▸ Exercise directions
Below is a block of records; return all of them exactly, but without the images.

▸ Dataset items
BEGIN
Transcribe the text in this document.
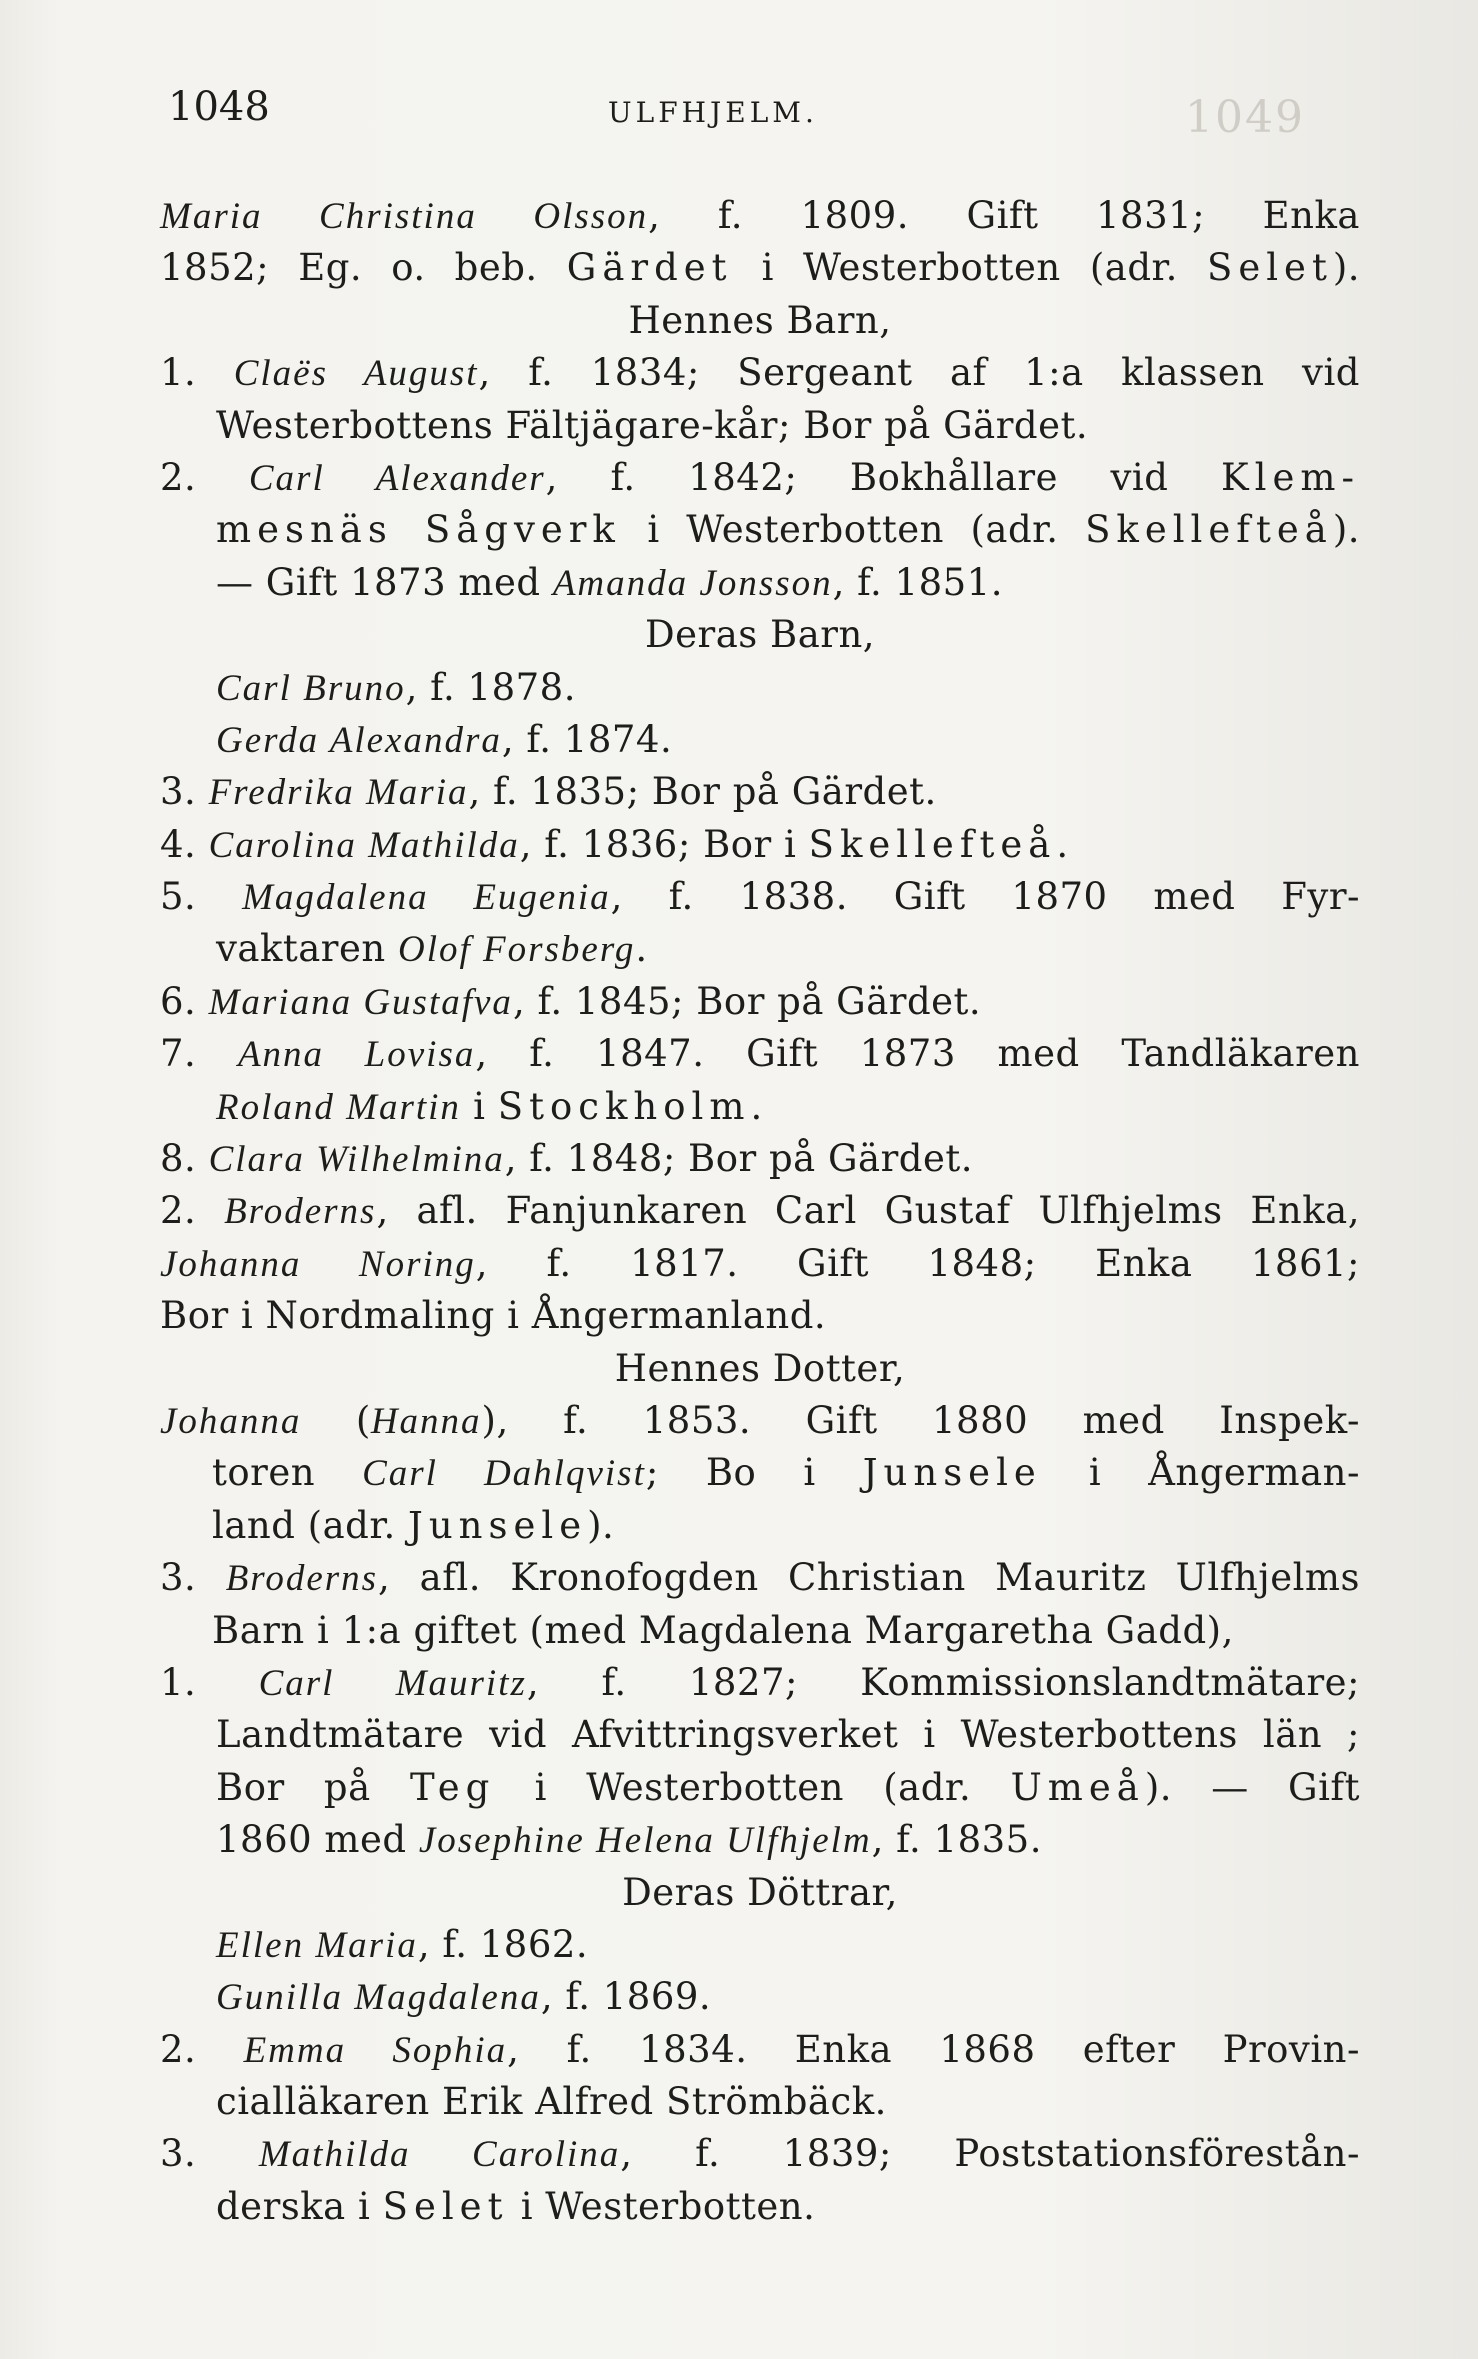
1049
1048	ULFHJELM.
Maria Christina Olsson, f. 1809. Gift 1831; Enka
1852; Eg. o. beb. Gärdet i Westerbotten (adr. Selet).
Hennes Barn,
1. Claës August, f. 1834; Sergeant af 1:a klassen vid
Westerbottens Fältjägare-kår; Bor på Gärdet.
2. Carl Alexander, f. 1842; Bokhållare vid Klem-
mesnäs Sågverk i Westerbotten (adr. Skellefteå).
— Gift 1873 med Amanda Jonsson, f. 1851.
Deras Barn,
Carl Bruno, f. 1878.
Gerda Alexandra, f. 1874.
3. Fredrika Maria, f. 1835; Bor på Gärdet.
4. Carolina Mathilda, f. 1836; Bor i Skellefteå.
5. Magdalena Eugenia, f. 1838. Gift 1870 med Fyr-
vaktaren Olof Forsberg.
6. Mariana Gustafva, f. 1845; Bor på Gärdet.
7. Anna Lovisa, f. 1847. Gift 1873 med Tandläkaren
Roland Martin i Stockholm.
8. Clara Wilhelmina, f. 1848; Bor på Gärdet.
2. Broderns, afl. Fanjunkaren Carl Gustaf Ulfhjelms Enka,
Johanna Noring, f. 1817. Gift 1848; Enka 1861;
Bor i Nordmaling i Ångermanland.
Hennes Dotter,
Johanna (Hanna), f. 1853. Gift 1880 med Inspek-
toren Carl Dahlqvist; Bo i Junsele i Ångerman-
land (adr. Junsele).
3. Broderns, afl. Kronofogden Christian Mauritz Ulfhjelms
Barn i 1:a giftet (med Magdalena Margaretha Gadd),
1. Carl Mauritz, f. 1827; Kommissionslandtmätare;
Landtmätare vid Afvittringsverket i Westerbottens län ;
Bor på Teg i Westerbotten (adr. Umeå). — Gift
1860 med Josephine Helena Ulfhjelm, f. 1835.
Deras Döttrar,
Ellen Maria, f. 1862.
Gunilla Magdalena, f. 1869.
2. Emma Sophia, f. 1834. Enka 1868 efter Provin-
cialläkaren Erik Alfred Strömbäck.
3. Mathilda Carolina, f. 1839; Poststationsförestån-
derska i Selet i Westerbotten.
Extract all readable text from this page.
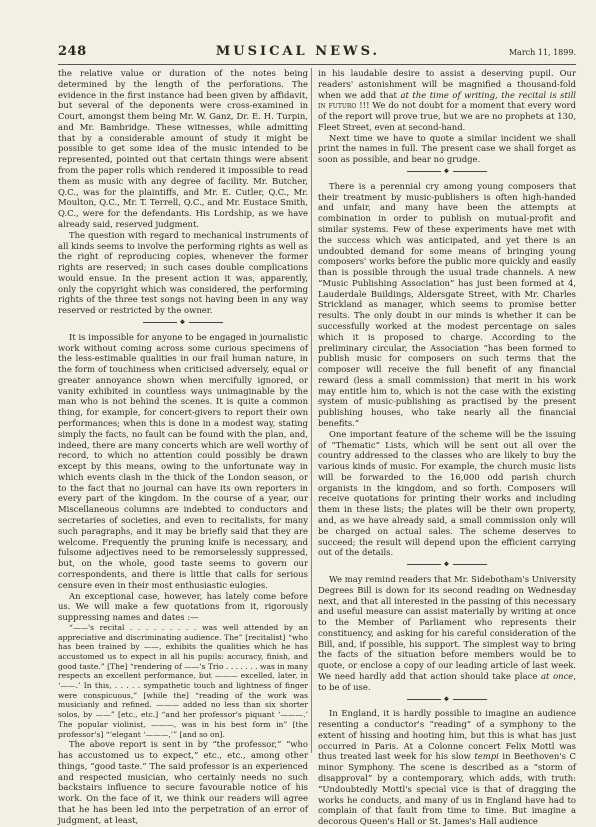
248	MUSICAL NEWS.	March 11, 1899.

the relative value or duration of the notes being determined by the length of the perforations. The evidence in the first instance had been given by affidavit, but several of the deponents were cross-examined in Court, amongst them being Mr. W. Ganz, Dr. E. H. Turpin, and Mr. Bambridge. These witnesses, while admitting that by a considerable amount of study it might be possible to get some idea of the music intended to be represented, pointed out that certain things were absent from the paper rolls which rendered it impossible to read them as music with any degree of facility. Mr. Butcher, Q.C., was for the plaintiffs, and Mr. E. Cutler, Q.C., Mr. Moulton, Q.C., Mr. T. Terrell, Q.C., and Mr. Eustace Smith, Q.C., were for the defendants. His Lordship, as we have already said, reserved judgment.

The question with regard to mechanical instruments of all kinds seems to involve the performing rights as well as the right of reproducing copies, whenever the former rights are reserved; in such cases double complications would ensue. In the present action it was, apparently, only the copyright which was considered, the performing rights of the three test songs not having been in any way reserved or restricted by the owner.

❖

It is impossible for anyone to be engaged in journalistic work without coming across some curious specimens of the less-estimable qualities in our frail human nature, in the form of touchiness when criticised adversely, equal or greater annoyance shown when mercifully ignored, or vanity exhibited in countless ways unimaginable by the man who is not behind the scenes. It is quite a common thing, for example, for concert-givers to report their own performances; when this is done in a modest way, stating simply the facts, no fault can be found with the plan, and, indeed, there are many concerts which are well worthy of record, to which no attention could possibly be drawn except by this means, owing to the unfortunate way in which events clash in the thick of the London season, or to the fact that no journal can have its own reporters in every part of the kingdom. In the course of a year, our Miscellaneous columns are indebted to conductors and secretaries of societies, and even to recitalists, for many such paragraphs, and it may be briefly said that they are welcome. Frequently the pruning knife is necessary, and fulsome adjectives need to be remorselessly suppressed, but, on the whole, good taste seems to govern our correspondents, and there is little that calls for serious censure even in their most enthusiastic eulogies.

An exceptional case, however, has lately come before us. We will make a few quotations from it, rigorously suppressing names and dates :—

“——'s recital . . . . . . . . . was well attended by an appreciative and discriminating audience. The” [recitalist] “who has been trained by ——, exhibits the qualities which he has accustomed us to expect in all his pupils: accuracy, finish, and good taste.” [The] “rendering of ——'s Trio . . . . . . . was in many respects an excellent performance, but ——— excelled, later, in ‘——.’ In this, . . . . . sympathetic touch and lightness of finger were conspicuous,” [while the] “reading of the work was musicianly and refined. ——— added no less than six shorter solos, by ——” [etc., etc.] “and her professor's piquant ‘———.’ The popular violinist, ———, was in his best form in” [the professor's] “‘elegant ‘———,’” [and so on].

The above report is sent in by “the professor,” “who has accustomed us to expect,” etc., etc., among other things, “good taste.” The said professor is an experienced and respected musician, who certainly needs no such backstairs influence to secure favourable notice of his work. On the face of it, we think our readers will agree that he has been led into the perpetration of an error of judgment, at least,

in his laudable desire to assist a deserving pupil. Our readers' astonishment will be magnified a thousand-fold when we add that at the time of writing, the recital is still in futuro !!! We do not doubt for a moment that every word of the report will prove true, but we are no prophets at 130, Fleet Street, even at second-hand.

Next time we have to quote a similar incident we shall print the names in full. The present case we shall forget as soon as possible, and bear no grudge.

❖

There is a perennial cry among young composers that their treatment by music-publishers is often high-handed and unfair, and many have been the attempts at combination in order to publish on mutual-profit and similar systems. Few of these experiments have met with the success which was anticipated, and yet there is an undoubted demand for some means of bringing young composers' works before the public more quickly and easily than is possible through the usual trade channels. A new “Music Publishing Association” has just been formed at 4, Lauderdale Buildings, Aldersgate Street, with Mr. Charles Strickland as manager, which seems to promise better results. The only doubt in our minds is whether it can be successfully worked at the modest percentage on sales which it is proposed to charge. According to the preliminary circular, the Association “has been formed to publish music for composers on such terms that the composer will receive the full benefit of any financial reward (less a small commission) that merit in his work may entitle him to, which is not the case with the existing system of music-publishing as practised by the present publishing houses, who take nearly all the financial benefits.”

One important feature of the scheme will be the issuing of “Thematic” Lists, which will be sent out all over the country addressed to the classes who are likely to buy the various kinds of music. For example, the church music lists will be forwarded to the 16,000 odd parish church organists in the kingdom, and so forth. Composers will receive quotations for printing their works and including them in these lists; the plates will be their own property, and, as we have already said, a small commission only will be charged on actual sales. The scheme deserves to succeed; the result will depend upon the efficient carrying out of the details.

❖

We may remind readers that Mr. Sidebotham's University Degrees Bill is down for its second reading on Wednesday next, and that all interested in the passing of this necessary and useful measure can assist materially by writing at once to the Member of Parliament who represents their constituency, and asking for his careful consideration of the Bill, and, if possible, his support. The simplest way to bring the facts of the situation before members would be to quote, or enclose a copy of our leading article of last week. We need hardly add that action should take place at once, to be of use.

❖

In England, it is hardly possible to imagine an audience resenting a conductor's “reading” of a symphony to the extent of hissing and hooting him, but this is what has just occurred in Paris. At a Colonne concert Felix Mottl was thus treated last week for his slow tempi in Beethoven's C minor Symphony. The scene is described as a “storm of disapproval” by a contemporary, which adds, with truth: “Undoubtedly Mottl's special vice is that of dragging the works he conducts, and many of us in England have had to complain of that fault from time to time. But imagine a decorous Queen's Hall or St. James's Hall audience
END
▸ Output of the exercise
Transcribe the text in this document.
1049
1048	ULFHJELM.
Maria Christina Olsson, f. 1809. Gift 1831; Enka
1852; Eg. o. beb. Gärdet i Westerbotten (adr. Selet).
Hennes Barn,
1. Claës August, f. 1834; Sergeant af 1:a klassen vid
Westerbottens Fältjägare-kår; Bor på Gärdet.
2. Carl Alexander, f. 1842; Bokhållare vid Klem-
mesnäs Sågverk i Westerbotten (adr. Skellefteå).
— Gift 1873 med Amanda Jonsson, f. 1851.
Deras Barn,
Carl Bruno, f. 1878.
Gerda Alexandra, f. 1874.
3. Fredrika Maria, f. 1835; Bor på Gärdet.
4. Carolina Mathilda, f. 1836; Bor i Skellefteå.
5. Magdalena Eugenia, f. 1838. Gift 1870 med Fyr-
vaktaren Olof Forsberg.
6. Mariana Gustafva, f. 1845; Bor på Gärdet.
7. Anna Lovisa, f. 1847. Gift 1873 med Tandläkaren
Roland Martin i Stockholm.
8. Clara Wilhelmina, f. 1848; Bor på Gärdet.
2. Broderns, afl. Fanjunkaren Carl Gustaf Ulfhjelms Enka,
Johanna Noring, f. 1817. Gift 1848; Enka 1861;
Bor i Nordmaling i Ångermanland.
Hennes Dotter,
Johanna (Hanna), f. 1853. Gift 1880 med Inspek-
toren Carl Dahlqvist; Bo i Junsele i Ångerman-
land (adr. Junsele).
3. Broderns, afl. Kronofogden Christian Mauritz Ulfhjelms
Barn i 1:a giftet (med Magdalena Margaretha Gadd),
1. Carl Mauritz, f. 1827; Kommissionslandtmätare;
Landtmätare vid Afvittringsverket i Westerbottens län ;
Bor på Teg i Westerbotten (adr. Umeå). — Gift
1860 med Josephine Helena Ulfhjelm, f. 1835.
Deras Döttrar,
Ellen Maria, f. 1862.
Gunilla Magdalena, f. 1869.
2. Emma Sophia, f. 1834. Enka 1868 efter Provin-
cialläkaren Erik Alfred Strömbäck.
3. Mathilda Carolina, f. 1839; Poststationsförestån-
derska i Selet i Westerbotten.
Extract all readable text from this page.
248	MUSICAL NEWS.	March 11, 1899.

the relative value or duration of the notes being determined by the length of the perforations. The evidence in the first instance had been given by affidavit, but several of the deponents were cross-examined in Court, amongst them being Mr. W. Ganz, Dr. E. H. Turpin, and Mr. Bambridge. These witnesses, while admitting that by a considerable amount of study it might be possible to get some idea of the music intended to be represented, pointed out that certain things were absent from the paper rolls which rendered it impossible to read them as music with any degree of facility. Mr. Butcher, Q.C., was for the plaintiffs, and Mr. E. Cutler, Q.C., Mr. Moulton, Q.C., Mr. T. Terrell, Q.C., and Mr. Eustace Smith, Q.C., were for the defendants. His Lordship, as we have already said, reserved judgment.

The question with regard to mechanical instruments of all kinds seems to involve the performing rights as well as the right of reproducing copies, whenever the former rights are reserved; in such cases double complications would ensue. In the present action it was, apparently, only the copyright which was considered, the performing rights of the three test songs not having been in any way reserved or restricted by the owner.

❖

It is impossible for anyone to be engaged in journalistic work without coming across some curious specimens of the less-estimable qualities in our frail human nature, in the form of touchiness when criticised adversely, equal or greater annoyance shown when mercifully ignored, or vanity exhibited in countless ways unimaginable by the man who is not behind the scenes. It is quite a common thing, for example, for concert-givers to report their own performances; when this is done in a modest way, stating simply the facts, no fault can be found with the plan, and, indeed, there are many concerts which are well worthy of record, to which no attention could possibly be drawn except by this means, owing to the unfortunate way in which events clash in the thick of the London season, or to the fact that no journal can have its own reporters in every part of the kingdom. In the course of a year, our Miscellaneous columns are indebted to conductors and secretaries of societies, and even to recitalists, for many such paragraphs, and it may be briefly said that they are welcome. Frequently the pruning knife is necessary, and fulsome adjectives need to be remorselessly suppressed, but, on the whole, good taste seems to govern our correspondents, and there is little that calls for serious censure even in their most enthusiastic eulogies.

An exceptional case, however, has lately come before us. We will make a few quotations from it, rigorously suppressing names and dates :—

“——'s recital . . . . . . . . . was well attended by an appreciative and discriminating audience. The” [recitalist] “who has been trained by ——, exhibits the qualities which he has accustomed us to expect in all his pupils: accuracy, finish, and good taste.” [The] “rendering of ——'s Trio . . . . . . . was in many respects an excellent performance, but ——— excelled, later, in ‘——.’ In this, . . . . . sympathetic touch and lightness of finger were conspicuous,” [while the] “reading of the work was musicianly and refined. ——— added no less than six shorter solos, by ——” [etc., etc.] “and her professor's piquant ‘———.’ The popular violinist, ———, was in his best form in” [the professor's] “‘elegant ‘———,’” [and so on].

The above report is sent in by “the professor,” “who has accustomed us to expect,” etc., etc., among other things, “good taste.” The said professor is an experienced and respected musician, who certainly needs no such backstairs influence to secure favourable notice of his work. On the face of it, we think our readers will agree that he has been led into the perpetration of an error of judgment, at least,

in his laudable desire to assist a deserving pupil. Our readers' astonishment will be magnified a thousand-fold when we add that at the time of writing, the recital is still in futuro !!! We do not doubt for a moment that every word of the report will prove true, but we are no prophets at 130, Fleet Street, even at second-hand.

Next time we have to quote a similar incident we shall print the names in full. The present case we shall forget as soon as possible, and bear no grudge.

❖

There is a perennial cry among young composers that their treatment by music-publishers is often high-handed and unfair, and many have been the attempts at combination in order to publish on mutual-profit and similar systems. Few of these experiments have met with the success which was anticipated, and yet there is an undoubted demand for some means of bringing young composers' works before the public more quickly and easily than is possible through the usual trade channels. A new “Music Publishing Association” has just been formed at 4, Lauderdale Buildings, Aldersgate Street, with Mr. Charles Strickland as manager, which seems to promise better results. The only doubt in our minds is whether it can be successfully worked at the modest percentage on sales which it is proposed to charge. According to the preliminary circular, the Association “has been formed to publish music for composers on such terms that the composer will receive the full benefit of any financial reward (less a small commission) that merit in his work may entitle him to, which is not the case with the existing system of music-publishing as practised by the present publishing houses, who take nearly all the financial benefits.”

One important feature of the scheme will be the issuing of “Thematic” Lists, which will be sent out all over the country addressed to the classes who are likely to buy the various kinds of music. For example, the church music lists will be forwarded to the 16,000 odd parish church organists in the kingdom, and so forth. Composers will receive quotations for printing their works and including them in these lists; the plates will be their own property, and, as we have already said, a small commission only will be charged on actual sales. The scheme deserves to succeed; the result will depend upon the efficient carrying out of the details.

❖

We may remind readers that Mr. Sidebotham's University Degrees Bill is down for its second reading on Wednesday next, and that all interested in the passing of this necessary and useful measure can assist materially by writing at once to the Member of Parliament who represents their constituency, and asking for his careful consideration of the Bill, and, if possible, his support. The simplest way to bring the facts of the situation before members would be to quote, or enclose a copy of our leading article of last week. We need hardly add that action should take place at once, to be of use.

❖

In England, it is hardly possible to imagine an audience resenting a conductor's “reading” of a symphony to the extent of hissing and hooting him, but this is what has just occurred in Paris. At a Colonne concert Felix Mottl was thus treated last week for his slow tempi in Beethoven's C minor Symphony. The scene is described as a “storm of disapproval” by a contemporary, which adds, with truth: “Undoubtedly Mottl's special vice is that of dragging the works he conducts, and many of us in England have had to complain of that fault from time to time. But imagine a decorous Queen's Hall or St. James's Hall audience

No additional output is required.